» **Stated exercise**
Keep only the lines of the listing that include the word "title", and copy them.

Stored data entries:
+--

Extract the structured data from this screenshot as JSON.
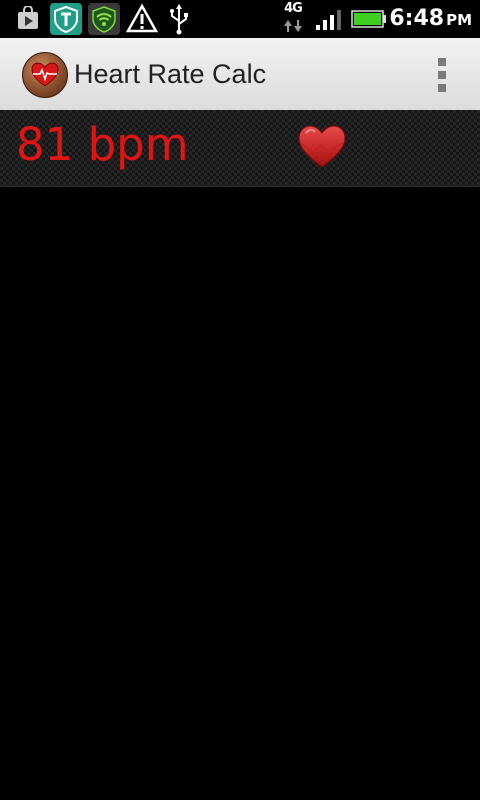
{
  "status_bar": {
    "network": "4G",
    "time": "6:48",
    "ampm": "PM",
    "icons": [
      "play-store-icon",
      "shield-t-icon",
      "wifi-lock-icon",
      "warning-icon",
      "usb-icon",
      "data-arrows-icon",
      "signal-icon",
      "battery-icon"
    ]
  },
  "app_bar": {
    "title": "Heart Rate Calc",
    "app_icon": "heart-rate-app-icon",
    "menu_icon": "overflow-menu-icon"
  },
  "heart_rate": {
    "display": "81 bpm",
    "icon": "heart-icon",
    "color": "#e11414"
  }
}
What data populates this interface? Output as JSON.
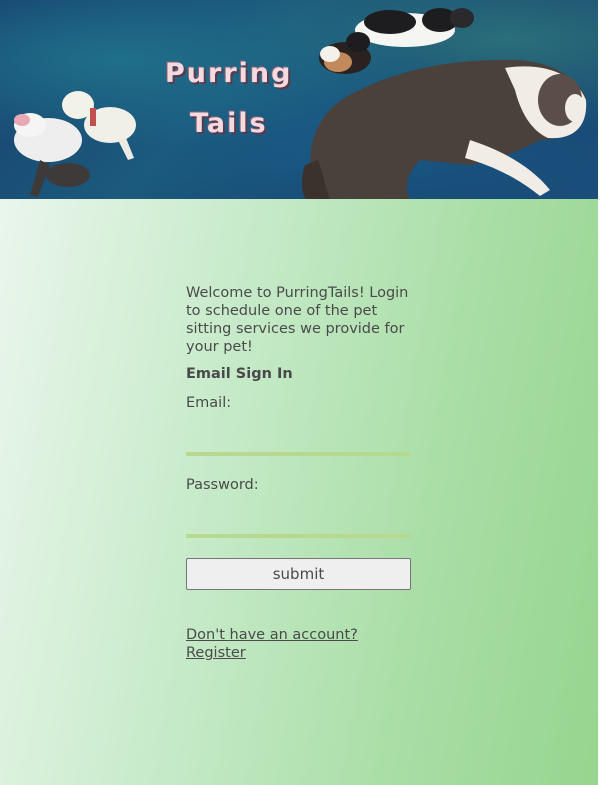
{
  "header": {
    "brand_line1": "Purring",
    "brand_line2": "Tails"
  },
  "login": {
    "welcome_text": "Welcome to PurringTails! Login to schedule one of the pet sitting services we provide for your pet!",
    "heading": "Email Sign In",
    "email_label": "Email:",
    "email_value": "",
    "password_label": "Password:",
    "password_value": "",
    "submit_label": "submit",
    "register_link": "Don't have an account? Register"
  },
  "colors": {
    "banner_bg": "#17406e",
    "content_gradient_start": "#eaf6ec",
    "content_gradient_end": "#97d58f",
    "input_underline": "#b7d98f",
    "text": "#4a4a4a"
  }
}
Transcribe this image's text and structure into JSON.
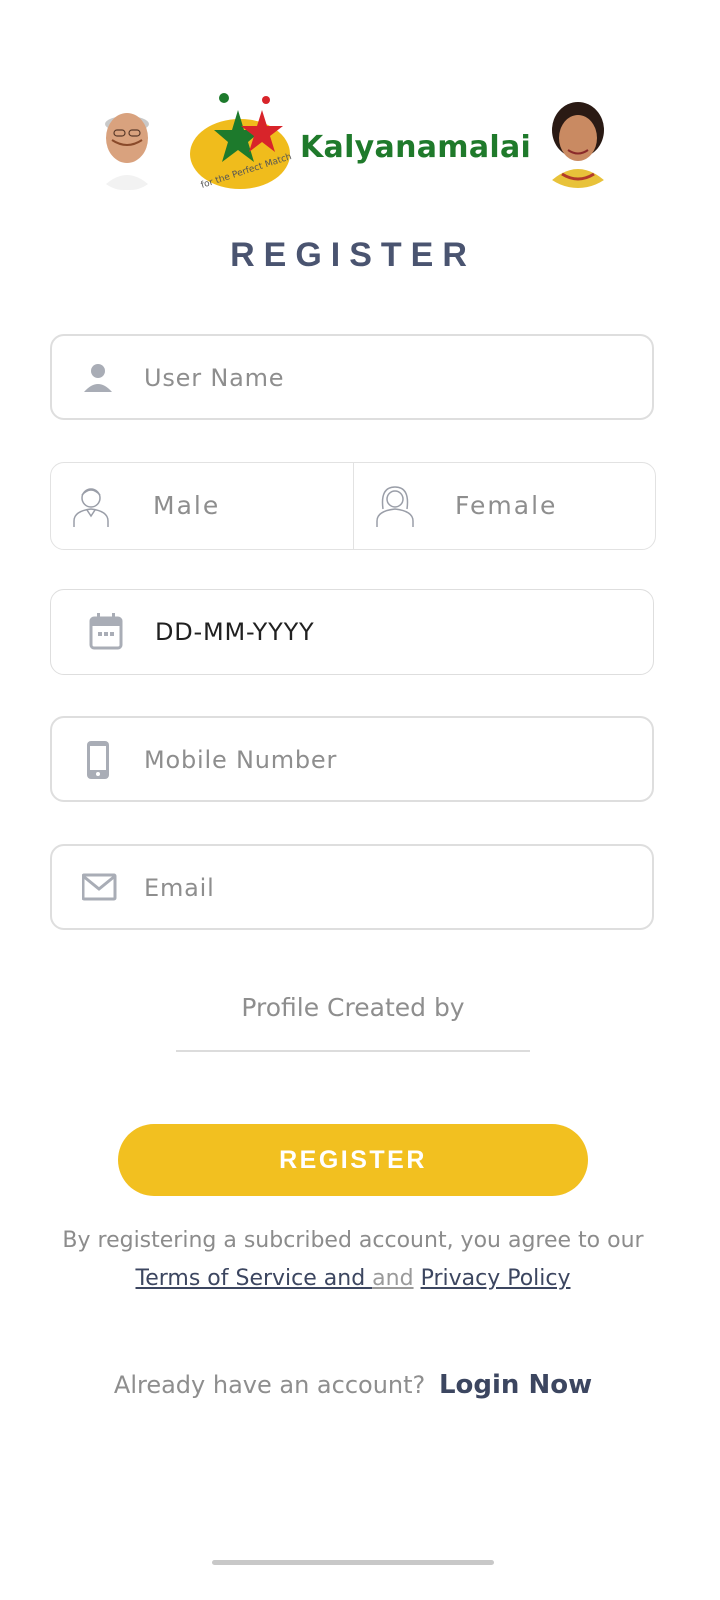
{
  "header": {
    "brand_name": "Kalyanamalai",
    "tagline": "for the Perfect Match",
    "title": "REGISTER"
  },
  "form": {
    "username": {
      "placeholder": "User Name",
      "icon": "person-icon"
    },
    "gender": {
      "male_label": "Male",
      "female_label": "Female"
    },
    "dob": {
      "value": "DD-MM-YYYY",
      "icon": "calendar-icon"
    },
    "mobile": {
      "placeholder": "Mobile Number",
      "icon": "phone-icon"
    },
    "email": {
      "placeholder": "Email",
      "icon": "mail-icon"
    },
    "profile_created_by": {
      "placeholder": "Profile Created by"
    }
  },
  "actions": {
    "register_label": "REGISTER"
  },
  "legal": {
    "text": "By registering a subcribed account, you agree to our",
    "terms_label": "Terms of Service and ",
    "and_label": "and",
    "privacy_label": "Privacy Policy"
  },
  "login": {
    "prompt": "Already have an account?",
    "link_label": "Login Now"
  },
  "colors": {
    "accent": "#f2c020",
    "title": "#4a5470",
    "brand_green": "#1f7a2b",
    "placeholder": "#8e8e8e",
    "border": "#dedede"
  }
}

+--

» **Problem solution**
    "title": "Heart Rate Calc",
    "title": "REGISTER"
    "title": "#4a5470",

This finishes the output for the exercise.